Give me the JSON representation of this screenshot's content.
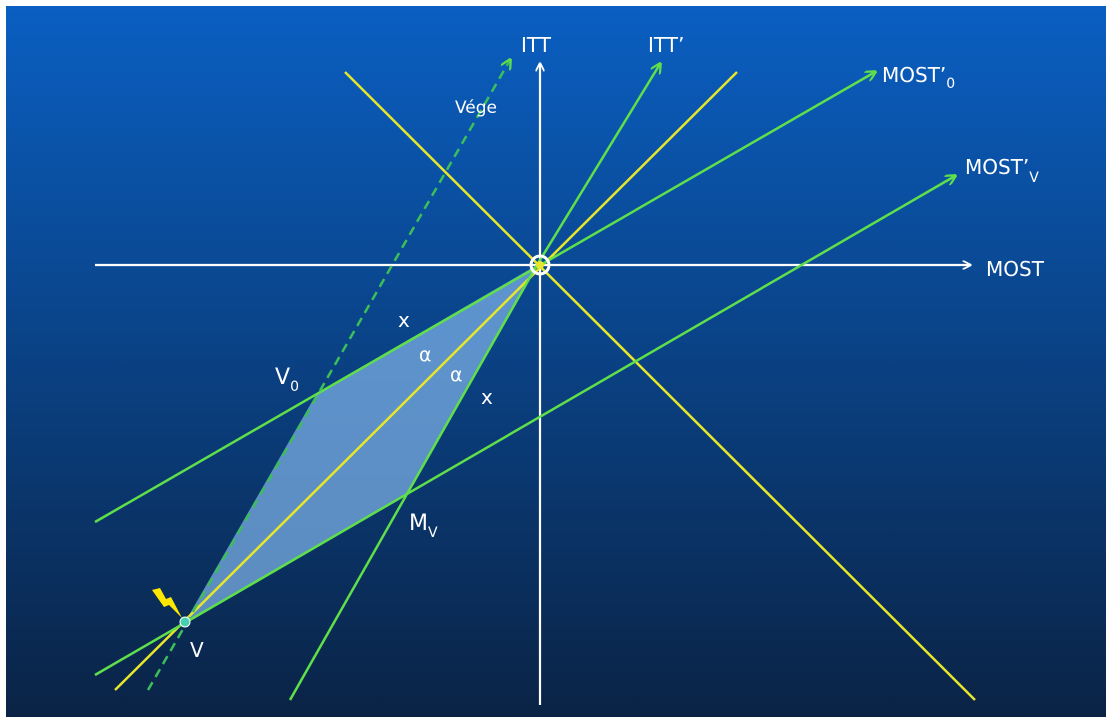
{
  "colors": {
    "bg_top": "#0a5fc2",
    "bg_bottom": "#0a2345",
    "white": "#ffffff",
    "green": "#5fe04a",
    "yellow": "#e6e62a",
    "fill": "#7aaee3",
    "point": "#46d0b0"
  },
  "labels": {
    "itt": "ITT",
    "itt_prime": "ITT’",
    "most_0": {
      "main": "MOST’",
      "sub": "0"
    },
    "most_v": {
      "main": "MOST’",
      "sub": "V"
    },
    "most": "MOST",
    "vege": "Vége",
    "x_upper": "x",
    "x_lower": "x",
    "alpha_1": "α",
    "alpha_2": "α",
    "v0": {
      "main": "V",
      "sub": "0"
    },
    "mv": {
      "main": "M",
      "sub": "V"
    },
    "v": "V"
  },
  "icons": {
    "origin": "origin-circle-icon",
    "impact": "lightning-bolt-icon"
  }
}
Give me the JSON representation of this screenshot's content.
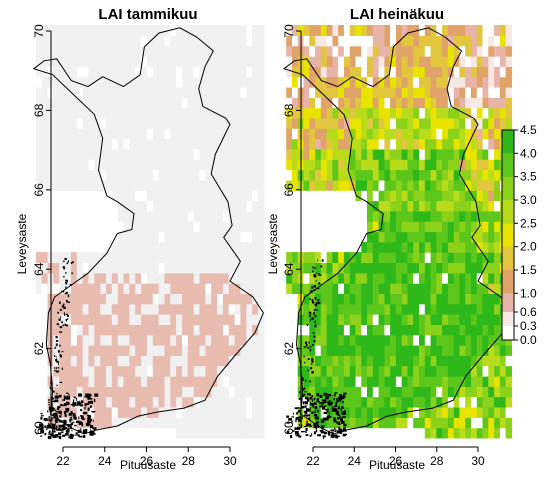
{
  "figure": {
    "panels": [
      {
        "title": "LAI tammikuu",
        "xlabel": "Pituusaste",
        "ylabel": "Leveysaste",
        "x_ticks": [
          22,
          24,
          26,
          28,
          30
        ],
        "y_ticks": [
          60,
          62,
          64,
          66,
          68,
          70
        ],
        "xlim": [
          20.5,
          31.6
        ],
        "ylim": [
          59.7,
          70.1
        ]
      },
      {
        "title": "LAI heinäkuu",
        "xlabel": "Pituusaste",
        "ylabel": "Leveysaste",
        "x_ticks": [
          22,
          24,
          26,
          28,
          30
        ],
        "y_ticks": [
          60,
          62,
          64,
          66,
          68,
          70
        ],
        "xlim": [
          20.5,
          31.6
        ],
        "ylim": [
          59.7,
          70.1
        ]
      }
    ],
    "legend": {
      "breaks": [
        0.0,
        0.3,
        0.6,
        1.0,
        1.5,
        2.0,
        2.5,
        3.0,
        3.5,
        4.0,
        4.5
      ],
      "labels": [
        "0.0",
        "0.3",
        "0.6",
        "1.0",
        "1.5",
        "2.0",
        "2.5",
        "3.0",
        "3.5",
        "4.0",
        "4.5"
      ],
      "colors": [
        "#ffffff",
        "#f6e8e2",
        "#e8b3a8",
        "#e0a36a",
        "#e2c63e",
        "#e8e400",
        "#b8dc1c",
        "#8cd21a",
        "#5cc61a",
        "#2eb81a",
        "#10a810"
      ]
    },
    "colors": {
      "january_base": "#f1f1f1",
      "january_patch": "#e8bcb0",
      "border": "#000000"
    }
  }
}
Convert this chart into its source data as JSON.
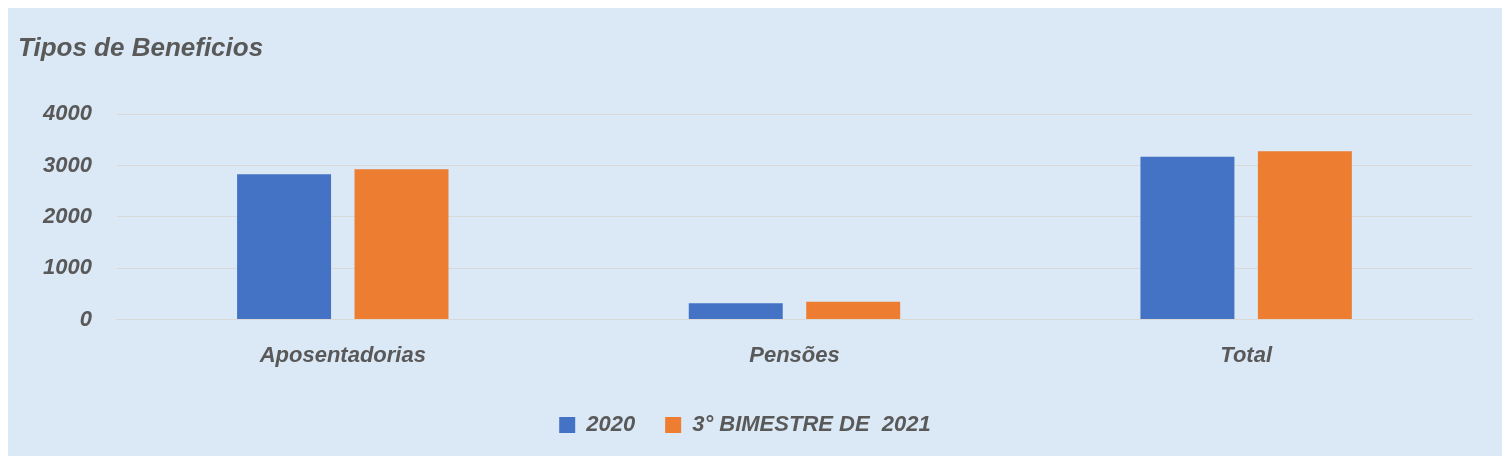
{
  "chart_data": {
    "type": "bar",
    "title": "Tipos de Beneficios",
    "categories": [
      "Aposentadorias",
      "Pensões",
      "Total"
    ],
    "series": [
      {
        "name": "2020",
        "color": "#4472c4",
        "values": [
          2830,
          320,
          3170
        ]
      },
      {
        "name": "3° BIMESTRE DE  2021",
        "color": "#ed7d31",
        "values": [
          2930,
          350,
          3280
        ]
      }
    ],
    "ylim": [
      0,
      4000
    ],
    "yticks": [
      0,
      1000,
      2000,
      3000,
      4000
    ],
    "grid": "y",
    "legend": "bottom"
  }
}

- - -

[INSTRUCTIONS FOR THE TASK]
Leave the images out, please, and restate each line word for word.

[REPLY TO THE TASK]
Give me the JSON representation of this screenshot's content.
{
  "colors": {
    "bg_top": "#0a5fc2",
    "bg_bottom": "#0a2345",
    "white": "#ffffff",
    "green": "#5fe04a",
    "yellow": "#e6e62a",
    "fill": "#7aaee3",
    "point": "#46d0b0"
  },
  "labels": {
    "itt": "ITT",
    "itt_prime": "ITT’",
    "most_0": {
      "main": "MOST’",
      "sub": "0"
    },
    "most_v": {
      "main": "MOST’",
      "sub": "V"
    },
    "most": "MOST",
    "vege": "Vége",
    "x_upper": "x",
    "x_lower": "x",
    "alpha_1": "α",
    "alpha_2": "α",
    "v0": {
      "main": "V",
      "sub": "0"
    },
    "mv": {
      "main": "M",
      "sub": "V"
    },
    "v": "V"
  },
  "icons": {
    "origin": "origin-circle-icon",
    "impact": "lightning-bolt-icon"
  }
}
Give me the JSON representation of this screenshot's content.
{
  "figure": {
    "panels": [
      {
        "title": "LAI tammikuu",
        "xlabel": "Pituusaste",
        "ylabel": "Leveysaste",
        "x_ticks": [
          22,
          24,
          26,
          28,
          30
        ],
        "y_ticks": [
          60,
          62,
          64,
          66,
          68,
          70
        ],
        "xlim": [
          20.5,
          31.6
        ],
        "ylim": [
          59.7,
          70.1
        ]
      },
      {
        "title": "LAI heinäkuu",
        "xlabel": "Pituusaste",
        "ylabel": "Leveysaste",
        "x_ticks": [
          22,
          24,
          26,
          28,
          30
        ],
        "y_ticks": [
          60,
          62,
          64,
          66,
          68,
          70
        ],
        "xlim": [
          20.5,
          31.6
        ],
        "ylim": [
          59.7,
          70.1
        ]
      }
    ],
    "legend": {
      "breaks": [
        0.0,
        0.3,
        0.6,
        1.0,
        1.5,
        2.0,
        2.5,
        3.0,
        3.5,
        4.0,
        4.5
      ],
      "labels": [
        "0.0",
        "0.3",
        "0.6",
        "1.0",
        "1.5",
        "2.0",
        "2.5",
        "3.0",
        "3.5",
        "4.0",
        "4.5"
      ],
      "colors": [
        "#ffffff",
        "#f6e8e2",
        "#e8b3a8",
        "#e0a36a",
        "#e2c63e",
        "#e8e400",
        "#b8dc1c",
        "#8cd21a",
        "#5cc61a",
        "#2eb81a",
        "#10a810"
      ]
    },
    "colors": {
      "january_base": "#f1f1f1",
      "january_patch": "#e8bcb0",
      "border": "#000000"
    }
  }
}
Convert this chart into its source data as JSON.
{
  "chart_data": {
    "type": "bar",
    "title": "Tipos de Beneficios",
    "categories": [
      "Aposentadorias",
      "Pensões",
      "Total"
    ],
    "series": [
      {
        "name": "2020",
        "color": "#4472c4",
        "values": [
          2830,
          320,
          3170
        ]
      },
      {
        "name": "3° BIMESTRE DE  2021",
        "color": "#ed7d31",
        "values": [
          2930,
          350,
          3280
        ]
      }
    ],
    "ylim": [
      0,
      4000
    ],
    "yticks": [
      0,
      1000,
      2000,
      3000,
      4000
    ],
    "grid": "y",
    "legend": "bottom"
  }
}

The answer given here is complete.